▶ **What to produce**:
Every line below that mentions the word "messages" should be copied out.

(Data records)

-------

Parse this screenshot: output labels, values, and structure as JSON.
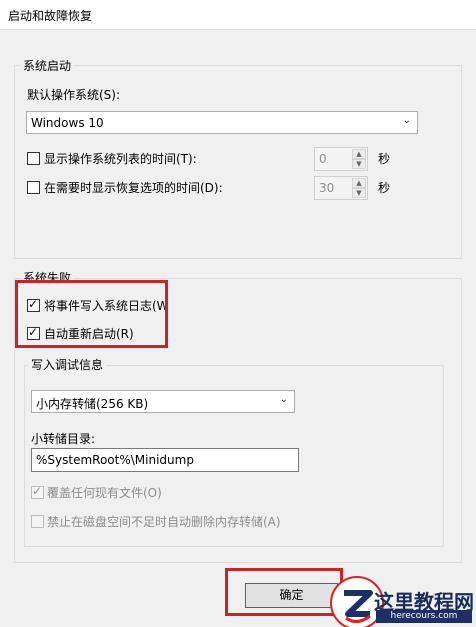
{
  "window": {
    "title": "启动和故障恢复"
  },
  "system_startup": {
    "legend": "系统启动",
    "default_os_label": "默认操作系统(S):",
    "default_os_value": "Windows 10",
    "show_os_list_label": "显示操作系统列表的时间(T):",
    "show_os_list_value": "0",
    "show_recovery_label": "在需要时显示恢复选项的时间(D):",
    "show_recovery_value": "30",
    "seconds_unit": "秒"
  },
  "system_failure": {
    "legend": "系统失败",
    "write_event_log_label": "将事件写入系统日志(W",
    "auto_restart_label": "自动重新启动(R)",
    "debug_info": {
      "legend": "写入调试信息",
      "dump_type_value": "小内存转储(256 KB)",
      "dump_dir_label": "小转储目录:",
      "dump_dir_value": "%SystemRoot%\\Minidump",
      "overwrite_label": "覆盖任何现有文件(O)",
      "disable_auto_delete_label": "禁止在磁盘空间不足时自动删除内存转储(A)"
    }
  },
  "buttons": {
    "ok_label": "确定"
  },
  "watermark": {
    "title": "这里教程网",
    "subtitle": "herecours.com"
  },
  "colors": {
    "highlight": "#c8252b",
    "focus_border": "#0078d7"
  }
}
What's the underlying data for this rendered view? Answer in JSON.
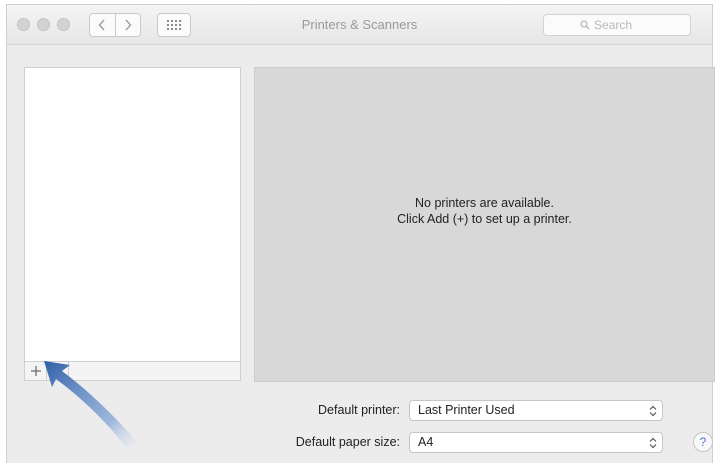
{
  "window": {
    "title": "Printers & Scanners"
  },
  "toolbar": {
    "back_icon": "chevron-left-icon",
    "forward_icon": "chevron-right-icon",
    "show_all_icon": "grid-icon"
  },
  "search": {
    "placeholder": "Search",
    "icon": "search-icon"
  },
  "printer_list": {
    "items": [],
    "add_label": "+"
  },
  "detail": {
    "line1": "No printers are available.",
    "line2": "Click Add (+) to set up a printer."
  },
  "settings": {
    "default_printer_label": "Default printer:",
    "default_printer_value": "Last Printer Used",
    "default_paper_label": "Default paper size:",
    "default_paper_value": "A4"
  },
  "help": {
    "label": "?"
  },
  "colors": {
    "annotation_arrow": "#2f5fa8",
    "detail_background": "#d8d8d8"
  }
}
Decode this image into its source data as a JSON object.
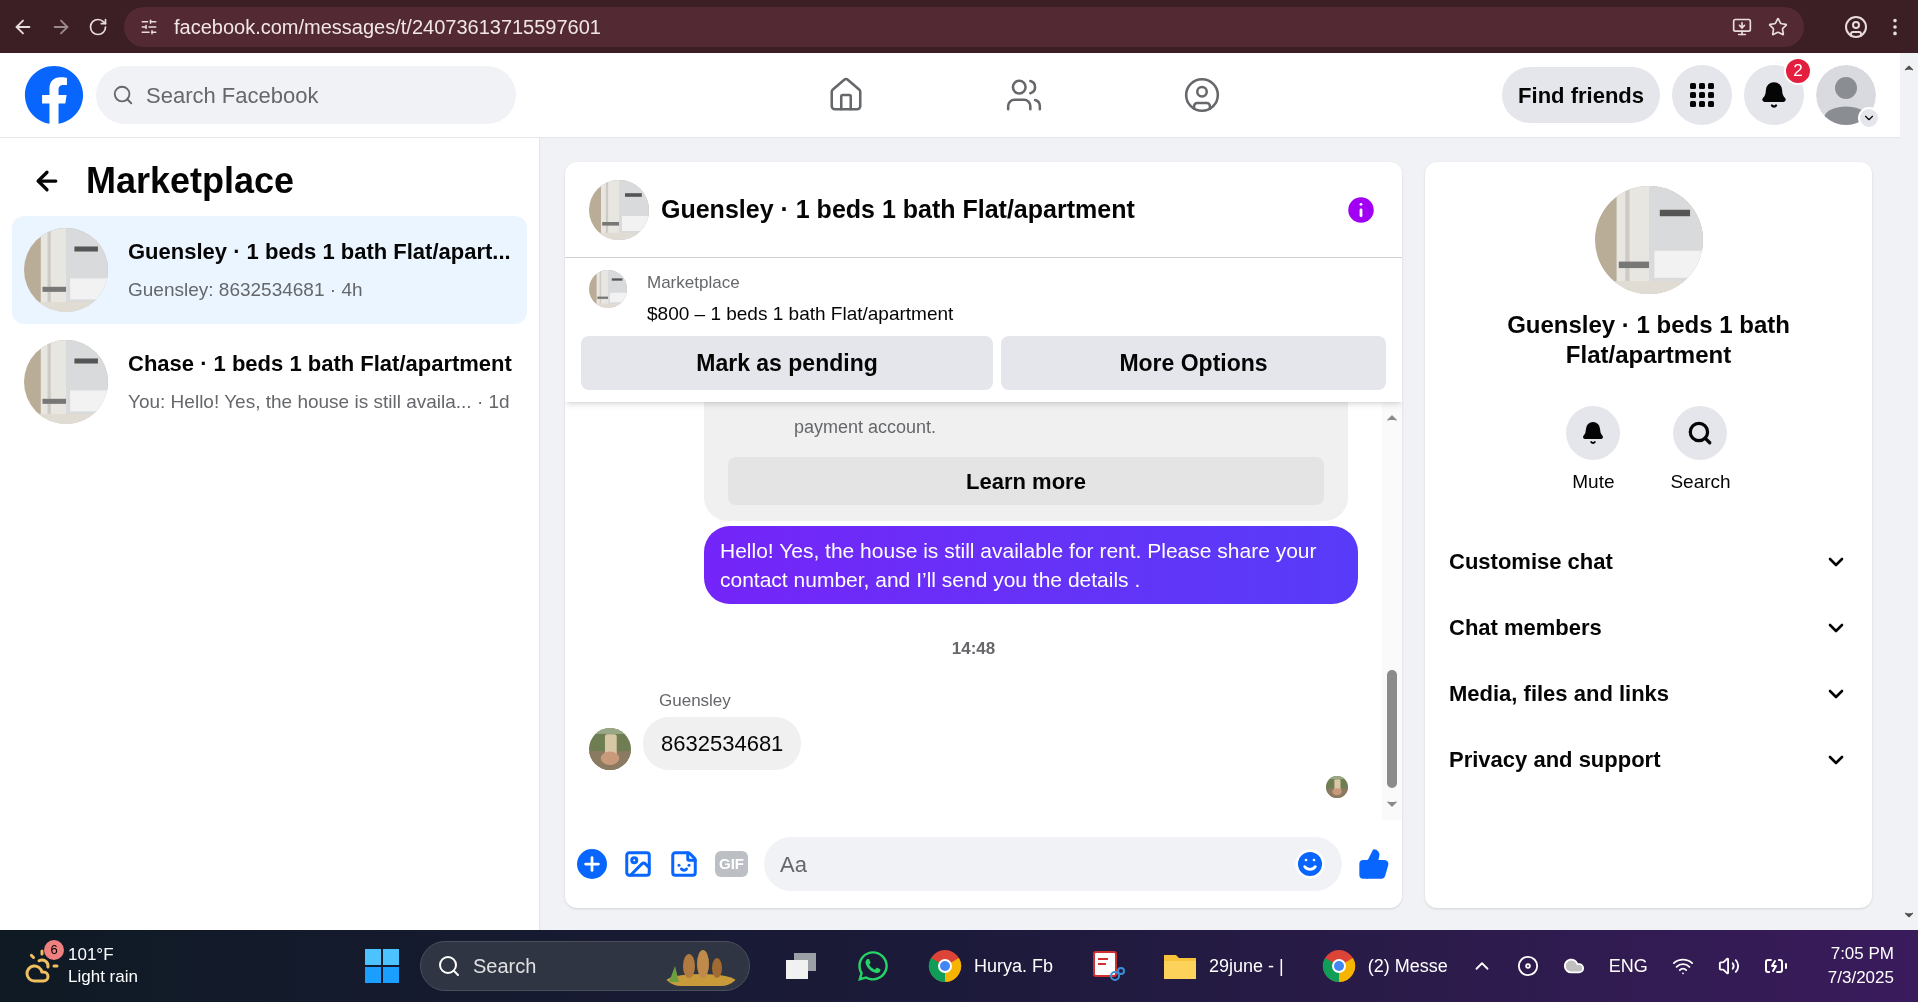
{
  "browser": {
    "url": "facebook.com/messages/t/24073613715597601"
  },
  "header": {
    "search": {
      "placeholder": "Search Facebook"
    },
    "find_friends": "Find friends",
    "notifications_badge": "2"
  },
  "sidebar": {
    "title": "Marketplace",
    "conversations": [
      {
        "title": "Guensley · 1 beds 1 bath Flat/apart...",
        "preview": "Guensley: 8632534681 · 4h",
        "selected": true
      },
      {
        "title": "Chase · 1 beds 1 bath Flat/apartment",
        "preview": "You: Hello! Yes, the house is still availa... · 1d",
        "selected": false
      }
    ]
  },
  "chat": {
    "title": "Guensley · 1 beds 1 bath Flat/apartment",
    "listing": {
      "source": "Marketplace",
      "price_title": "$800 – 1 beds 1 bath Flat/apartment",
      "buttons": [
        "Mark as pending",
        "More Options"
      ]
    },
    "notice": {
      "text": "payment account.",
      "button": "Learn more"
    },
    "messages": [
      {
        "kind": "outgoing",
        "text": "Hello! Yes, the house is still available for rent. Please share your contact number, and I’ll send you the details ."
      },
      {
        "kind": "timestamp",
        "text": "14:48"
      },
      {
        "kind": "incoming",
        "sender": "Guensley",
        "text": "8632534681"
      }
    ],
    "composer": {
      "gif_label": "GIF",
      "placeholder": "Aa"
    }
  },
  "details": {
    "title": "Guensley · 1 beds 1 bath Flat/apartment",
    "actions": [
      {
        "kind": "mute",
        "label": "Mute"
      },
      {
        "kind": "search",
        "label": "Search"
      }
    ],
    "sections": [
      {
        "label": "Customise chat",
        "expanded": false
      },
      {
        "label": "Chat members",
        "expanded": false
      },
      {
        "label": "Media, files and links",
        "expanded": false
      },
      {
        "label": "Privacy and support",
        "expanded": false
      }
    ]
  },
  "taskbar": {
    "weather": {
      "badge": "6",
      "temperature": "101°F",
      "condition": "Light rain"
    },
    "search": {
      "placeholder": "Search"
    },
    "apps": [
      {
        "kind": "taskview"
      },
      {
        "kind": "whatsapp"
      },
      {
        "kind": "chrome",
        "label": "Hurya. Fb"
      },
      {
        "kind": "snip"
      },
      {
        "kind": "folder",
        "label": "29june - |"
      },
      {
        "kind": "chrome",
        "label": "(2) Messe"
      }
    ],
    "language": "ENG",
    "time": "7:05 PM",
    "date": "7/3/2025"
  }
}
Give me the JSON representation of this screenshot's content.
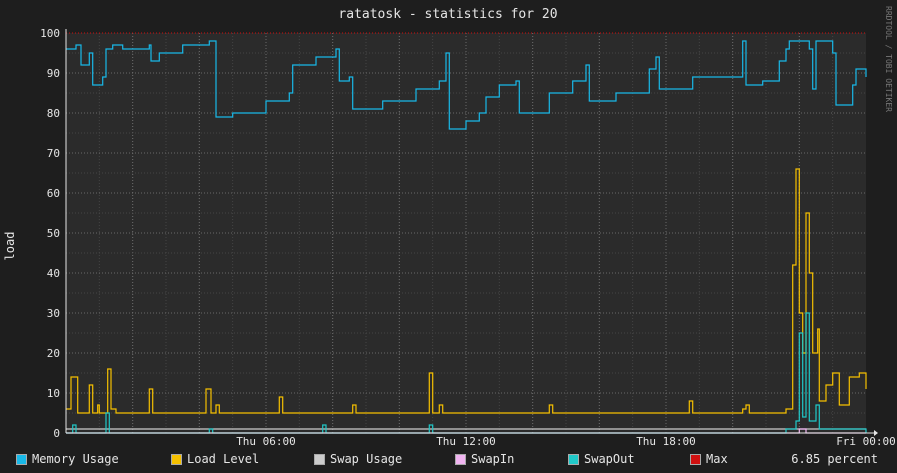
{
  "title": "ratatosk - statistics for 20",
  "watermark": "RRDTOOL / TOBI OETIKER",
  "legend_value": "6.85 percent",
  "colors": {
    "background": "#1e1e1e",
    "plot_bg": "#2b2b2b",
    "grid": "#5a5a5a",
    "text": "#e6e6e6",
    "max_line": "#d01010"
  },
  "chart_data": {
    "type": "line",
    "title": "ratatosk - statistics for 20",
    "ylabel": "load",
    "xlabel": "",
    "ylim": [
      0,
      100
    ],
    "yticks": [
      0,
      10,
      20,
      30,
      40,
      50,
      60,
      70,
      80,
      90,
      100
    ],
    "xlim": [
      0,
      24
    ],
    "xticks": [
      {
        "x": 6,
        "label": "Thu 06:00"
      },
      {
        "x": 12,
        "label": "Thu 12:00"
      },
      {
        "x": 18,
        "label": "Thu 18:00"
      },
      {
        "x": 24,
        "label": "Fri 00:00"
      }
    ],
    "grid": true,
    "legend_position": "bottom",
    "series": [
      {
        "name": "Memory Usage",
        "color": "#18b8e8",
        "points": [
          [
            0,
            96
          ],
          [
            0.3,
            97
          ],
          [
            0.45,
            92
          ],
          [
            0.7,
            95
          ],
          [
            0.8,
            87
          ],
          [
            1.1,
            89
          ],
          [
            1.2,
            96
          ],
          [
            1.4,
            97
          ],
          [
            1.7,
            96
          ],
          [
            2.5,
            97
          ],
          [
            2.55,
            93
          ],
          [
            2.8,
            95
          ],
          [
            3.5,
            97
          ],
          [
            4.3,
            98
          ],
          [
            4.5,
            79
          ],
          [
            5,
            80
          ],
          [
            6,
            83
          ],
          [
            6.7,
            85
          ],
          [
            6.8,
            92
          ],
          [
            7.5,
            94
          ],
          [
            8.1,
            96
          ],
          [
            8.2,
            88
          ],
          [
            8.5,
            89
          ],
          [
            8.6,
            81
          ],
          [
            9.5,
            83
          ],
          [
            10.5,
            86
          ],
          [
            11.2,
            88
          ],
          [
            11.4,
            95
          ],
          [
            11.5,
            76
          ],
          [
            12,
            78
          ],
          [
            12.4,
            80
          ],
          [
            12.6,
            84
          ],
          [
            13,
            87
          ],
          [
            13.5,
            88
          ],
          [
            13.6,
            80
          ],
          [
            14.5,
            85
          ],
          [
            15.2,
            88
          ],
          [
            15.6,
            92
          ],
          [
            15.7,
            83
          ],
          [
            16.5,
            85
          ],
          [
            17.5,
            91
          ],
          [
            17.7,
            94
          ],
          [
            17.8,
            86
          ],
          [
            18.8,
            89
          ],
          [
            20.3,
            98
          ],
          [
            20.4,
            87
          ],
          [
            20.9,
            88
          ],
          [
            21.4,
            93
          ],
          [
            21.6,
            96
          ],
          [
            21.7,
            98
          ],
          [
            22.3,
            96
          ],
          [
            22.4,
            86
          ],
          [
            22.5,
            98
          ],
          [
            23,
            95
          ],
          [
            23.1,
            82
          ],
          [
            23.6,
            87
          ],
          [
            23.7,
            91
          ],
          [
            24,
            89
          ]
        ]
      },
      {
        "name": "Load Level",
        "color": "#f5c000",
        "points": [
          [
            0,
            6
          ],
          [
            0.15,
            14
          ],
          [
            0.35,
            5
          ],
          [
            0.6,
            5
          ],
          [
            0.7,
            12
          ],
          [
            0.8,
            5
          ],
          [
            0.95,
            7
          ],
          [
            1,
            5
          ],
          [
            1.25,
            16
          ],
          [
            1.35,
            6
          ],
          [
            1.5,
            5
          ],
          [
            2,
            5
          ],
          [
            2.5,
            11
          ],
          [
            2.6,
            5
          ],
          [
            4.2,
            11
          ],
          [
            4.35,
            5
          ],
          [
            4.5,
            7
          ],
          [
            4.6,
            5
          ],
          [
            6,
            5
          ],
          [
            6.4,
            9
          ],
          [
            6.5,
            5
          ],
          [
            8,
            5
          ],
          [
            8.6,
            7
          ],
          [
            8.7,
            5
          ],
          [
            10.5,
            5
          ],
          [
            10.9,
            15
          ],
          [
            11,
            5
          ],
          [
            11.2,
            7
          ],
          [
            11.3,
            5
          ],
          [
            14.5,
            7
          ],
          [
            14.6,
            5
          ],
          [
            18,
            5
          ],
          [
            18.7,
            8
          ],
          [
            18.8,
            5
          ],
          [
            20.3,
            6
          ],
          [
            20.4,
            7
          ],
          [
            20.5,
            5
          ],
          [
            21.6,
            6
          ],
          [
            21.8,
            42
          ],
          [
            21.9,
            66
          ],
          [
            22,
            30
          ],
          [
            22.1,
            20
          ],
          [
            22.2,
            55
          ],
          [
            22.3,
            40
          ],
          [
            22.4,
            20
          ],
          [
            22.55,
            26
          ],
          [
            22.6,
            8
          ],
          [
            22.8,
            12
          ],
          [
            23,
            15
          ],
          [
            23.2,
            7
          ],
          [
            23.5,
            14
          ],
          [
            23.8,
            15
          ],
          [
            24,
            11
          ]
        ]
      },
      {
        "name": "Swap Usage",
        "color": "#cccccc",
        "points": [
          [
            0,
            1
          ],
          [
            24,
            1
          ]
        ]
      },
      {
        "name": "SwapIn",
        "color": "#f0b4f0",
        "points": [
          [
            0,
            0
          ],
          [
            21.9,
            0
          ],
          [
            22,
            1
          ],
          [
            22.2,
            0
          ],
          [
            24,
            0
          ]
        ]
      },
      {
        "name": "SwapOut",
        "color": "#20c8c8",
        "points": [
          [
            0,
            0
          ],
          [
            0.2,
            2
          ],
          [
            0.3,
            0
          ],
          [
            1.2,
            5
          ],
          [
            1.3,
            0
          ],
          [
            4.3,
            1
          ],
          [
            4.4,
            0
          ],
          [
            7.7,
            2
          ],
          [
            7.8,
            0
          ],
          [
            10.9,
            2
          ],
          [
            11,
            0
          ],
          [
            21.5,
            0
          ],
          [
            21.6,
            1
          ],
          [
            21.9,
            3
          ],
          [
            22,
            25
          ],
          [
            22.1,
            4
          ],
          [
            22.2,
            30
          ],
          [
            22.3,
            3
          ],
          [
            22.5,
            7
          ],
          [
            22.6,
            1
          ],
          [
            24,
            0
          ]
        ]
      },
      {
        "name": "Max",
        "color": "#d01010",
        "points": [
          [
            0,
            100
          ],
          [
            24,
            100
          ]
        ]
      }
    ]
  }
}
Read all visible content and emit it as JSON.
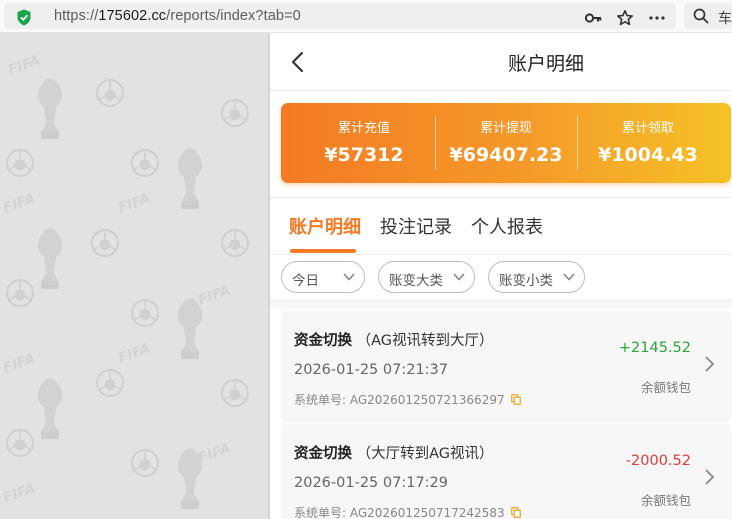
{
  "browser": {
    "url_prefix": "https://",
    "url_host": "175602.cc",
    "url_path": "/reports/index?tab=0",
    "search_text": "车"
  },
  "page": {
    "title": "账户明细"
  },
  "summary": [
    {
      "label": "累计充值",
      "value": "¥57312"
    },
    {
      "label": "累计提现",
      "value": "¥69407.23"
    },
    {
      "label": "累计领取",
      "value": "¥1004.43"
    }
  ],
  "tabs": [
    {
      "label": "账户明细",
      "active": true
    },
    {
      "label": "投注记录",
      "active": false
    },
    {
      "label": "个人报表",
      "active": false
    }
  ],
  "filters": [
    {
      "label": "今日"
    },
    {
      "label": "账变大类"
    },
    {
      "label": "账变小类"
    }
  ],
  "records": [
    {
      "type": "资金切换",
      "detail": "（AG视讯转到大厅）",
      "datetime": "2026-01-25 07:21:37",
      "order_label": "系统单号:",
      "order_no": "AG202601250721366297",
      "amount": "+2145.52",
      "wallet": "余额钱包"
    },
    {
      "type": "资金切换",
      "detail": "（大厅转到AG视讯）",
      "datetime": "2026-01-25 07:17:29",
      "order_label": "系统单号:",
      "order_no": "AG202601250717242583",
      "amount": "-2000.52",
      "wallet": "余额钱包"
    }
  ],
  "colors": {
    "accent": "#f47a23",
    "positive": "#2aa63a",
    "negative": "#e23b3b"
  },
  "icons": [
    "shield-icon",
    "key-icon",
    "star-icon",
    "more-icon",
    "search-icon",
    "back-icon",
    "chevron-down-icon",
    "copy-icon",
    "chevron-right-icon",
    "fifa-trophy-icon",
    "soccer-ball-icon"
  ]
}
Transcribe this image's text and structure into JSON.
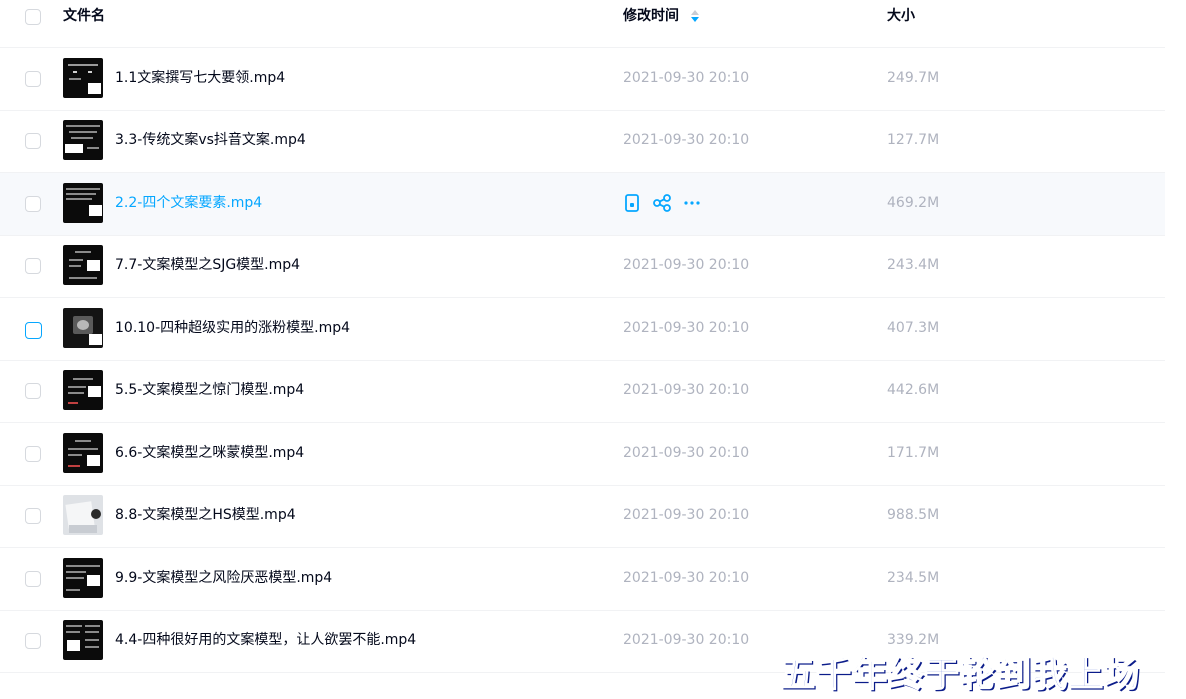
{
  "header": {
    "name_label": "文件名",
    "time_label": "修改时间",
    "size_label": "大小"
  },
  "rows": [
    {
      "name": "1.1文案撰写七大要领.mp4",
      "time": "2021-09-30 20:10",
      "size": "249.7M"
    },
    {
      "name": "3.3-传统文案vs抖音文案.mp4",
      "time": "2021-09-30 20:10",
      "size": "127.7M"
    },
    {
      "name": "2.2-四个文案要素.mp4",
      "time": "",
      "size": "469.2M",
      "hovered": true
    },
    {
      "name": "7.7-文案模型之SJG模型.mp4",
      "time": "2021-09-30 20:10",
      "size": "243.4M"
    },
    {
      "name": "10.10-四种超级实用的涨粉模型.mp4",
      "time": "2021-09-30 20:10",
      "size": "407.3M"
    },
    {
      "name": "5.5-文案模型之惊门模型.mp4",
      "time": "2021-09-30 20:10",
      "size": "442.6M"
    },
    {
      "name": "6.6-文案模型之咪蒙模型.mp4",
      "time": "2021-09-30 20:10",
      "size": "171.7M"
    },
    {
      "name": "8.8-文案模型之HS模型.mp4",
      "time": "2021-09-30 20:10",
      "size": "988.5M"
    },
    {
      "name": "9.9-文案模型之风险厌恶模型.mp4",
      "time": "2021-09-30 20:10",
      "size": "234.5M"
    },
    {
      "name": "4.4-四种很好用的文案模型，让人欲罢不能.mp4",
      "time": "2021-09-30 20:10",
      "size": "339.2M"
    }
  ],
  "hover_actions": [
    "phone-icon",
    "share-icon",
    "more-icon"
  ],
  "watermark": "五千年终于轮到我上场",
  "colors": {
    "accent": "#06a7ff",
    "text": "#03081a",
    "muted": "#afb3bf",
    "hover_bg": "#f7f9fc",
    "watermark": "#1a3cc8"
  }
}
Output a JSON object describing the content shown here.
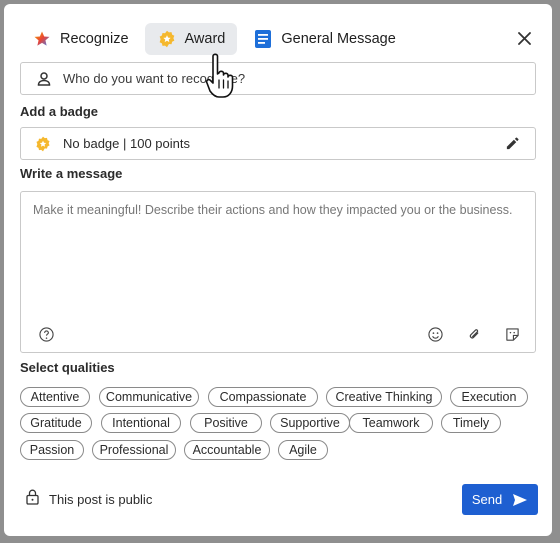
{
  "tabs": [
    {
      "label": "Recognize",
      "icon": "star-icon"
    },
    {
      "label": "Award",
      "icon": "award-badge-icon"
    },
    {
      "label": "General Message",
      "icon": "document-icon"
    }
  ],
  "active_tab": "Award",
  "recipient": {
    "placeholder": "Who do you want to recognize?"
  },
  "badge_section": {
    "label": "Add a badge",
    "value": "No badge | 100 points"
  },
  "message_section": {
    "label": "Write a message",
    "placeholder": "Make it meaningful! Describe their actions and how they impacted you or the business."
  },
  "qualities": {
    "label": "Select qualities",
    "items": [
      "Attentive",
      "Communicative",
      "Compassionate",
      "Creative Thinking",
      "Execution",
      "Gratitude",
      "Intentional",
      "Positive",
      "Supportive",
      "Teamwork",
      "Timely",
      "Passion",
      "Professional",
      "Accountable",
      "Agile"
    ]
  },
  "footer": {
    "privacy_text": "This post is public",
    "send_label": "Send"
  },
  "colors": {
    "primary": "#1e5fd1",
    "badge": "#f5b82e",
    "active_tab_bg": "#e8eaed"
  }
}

-------

▶ **Reply to the exercise**:
    "url": "facebook.com/messages/t/24073613715597601"
    "messages": [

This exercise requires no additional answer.